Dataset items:
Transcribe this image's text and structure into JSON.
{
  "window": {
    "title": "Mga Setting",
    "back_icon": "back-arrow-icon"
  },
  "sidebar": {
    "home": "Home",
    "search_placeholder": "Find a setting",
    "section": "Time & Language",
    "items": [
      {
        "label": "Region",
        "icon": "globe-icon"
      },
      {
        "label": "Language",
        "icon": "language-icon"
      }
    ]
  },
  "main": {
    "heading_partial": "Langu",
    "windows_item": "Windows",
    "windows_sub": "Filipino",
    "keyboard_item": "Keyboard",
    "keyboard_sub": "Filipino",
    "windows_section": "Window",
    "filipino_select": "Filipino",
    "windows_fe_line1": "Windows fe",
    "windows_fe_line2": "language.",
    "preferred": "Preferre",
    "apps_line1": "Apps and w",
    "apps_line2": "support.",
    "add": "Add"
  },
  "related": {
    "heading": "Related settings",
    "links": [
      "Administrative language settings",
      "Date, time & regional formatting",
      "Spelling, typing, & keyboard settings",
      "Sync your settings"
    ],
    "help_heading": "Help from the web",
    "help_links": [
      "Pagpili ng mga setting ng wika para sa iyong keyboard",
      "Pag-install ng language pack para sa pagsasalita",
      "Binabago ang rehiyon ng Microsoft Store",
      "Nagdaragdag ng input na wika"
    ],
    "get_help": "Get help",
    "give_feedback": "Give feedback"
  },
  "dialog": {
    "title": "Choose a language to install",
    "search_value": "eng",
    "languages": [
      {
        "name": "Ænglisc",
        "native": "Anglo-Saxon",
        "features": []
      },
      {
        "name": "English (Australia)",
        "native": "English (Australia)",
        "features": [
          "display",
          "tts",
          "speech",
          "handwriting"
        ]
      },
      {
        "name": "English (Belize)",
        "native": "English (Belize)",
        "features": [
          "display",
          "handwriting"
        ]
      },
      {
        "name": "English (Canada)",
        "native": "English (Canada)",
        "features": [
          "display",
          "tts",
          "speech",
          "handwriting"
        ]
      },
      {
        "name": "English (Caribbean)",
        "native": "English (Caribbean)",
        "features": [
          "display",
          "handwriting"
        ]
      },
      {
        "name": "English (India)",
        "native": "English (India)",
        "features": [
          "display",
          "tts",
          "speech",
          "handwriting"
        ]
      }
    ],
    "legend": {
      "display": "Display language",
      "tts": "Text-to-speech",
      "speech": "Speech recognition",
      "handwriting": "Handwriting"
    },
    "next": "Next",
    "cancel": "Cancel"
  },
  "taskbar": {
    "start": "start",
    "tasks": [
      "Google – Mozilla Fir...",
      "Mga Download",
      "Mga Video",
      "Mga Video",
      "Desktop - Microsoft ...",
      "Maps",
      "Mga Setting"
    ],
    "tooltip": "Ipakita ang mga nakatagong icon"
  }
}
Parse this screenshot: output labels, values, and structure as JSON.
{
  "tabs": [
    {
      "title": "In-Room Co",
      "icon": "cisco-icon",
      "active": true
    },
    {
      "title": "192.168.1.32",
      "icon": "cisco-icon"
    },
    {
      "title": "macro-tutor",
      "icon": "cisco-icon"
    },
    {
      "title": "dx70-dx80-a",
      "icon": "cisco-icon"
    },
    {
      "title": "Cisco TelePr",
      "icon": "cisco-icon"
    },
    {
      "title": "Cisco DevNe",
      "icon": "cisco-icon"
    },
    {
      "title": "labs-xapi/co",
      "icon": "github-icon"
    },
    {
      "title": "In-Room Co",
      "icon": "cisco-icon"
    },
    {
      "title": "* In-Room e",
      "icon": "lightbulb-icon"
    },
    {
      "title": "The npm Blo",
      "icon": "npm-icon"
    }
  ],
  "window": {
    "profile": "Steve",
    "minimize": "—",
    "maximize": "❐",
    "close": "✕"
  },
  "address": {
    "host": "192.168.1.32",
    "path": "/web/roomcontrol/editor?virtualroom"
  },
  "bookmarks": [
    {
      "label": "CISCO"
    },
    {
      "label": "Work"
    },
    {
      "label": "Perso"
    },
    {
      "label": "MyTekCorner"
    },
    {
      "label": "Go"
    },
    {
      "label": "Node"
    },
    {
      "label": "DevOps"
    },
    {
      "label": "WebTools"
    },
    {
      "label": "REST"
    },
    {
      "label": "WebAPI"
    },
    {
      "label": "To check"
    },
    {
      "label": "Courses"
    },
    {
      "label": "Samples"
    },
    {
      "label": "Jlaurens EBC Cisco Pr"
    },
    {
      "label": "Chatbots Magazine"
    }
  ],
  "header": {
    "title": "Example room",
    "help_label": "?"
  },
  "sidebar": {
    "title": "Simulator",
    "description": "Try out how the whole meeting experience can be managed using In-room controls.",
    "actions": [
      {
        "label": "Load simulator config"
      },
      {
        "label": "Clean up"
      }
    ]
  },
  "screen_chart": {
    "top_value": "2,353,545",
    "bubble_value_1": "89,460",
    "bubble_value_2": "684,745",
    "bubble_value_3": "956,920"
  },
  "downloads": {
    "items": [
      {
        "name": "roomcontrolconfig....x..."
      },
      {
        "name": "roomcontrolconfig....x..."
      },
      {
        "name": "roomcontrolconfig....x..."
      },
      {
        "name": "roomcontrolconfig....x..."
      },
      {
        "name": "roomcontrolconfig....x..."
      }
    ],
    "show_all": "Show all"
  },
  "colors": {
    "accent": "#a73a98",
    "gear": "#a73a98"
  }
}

**To be done**
Copy out each line of the records where the string "para" appears.

**Exercise result**
      "Pagpili ng mga setting ng wika para sa iyong keyboard",
      "Pag-install ng language pack para sa pagsasalita",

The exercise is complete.